(Lines of data)
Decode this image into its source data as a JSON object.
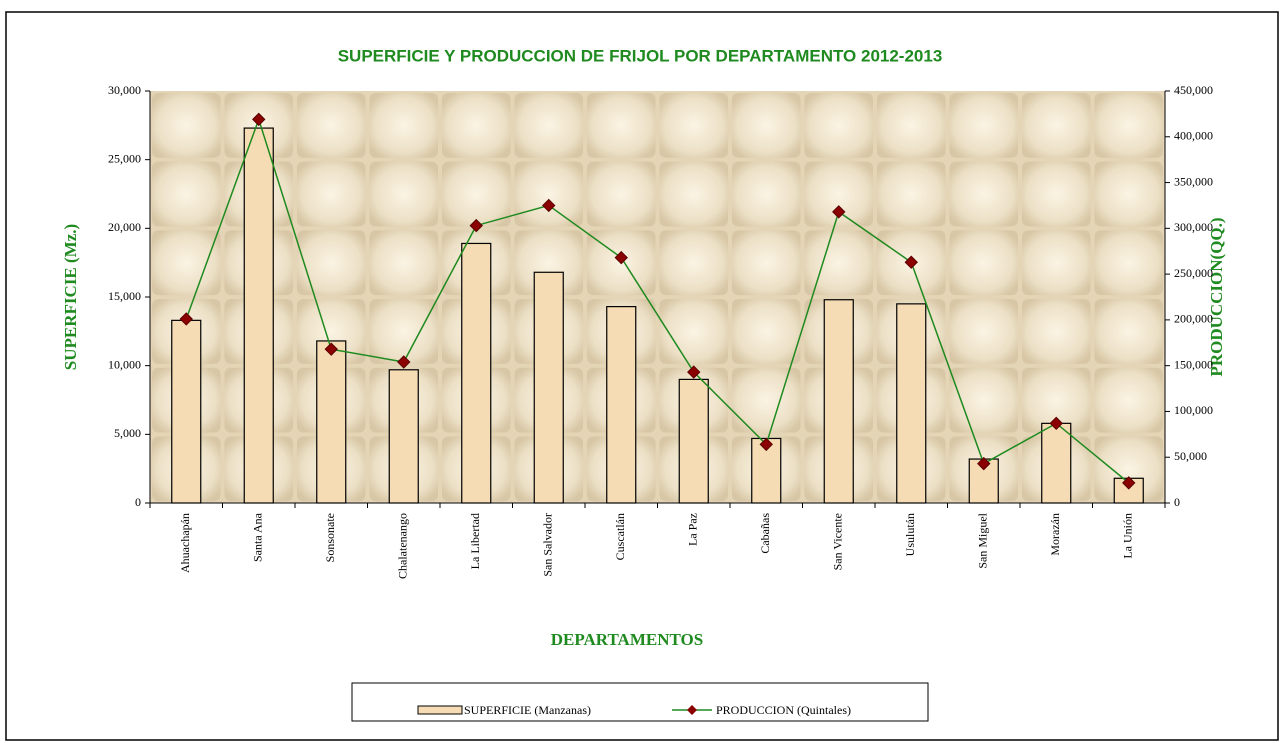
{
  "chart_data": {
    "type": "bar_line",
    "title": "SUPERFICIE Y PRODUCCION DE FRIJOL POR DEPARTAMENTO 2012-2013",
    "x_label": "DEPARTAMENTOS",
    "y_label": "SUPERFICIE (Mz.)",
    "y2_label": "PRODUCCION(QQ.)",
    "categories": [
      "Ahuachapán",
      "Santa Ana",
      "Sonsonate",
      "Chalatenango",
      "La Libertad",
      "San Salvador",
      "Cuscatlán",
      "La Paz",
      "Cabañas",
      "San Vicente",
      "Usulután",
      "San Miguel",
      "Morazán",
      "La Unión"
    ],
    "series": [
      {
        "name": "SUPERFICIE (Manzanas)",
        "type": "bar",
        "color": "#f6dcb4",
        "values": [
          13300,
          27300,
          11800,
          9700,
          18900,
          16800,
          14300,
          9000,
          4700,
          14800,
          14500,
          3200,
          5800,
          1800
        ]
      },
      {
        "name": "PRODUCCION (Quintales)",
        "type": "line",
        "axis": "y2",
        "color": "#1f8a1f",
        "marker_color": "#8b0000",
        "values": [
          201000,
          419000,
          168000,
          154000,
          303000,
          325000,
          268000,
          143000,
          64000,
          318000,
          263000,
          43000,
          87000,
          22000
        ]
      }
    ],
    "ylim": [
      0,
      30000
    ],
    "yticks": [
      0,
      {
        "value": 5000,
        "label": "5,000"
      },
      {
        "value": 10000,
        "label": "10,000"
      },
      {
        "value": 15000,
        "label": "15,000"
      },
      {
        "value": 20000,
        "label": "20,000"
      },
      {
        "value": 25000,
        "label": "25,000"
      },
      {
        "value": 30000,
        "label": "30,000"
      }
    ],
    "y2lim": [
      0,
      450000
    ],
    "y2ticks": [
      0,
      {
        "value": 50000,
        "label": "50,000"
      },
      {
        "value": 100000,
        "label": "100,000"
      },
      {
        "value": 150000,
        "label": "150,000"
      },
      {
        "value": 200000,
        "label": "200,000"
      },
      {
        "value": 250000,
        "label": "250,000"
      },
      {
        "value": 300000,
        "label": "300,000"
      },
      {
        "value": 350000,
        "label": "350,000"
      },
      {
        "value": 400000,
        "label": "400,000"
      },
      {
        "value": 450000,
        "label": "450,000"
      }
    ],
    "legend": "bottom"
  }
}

▶ **TASK OBJECTIVE**
Read the data above and pull out each line that holds the string "PRODUCCION".

▶ **COMPLETE ANSWER**
    "title": "SUPERFICIE Y PRODUCCION DE FRIJOL POR DEPARTAMENTO 2012-2013",
    "y2_label": "PRODUCCION(QQ.)",
        "name": "PRODUCCION (Quintales)",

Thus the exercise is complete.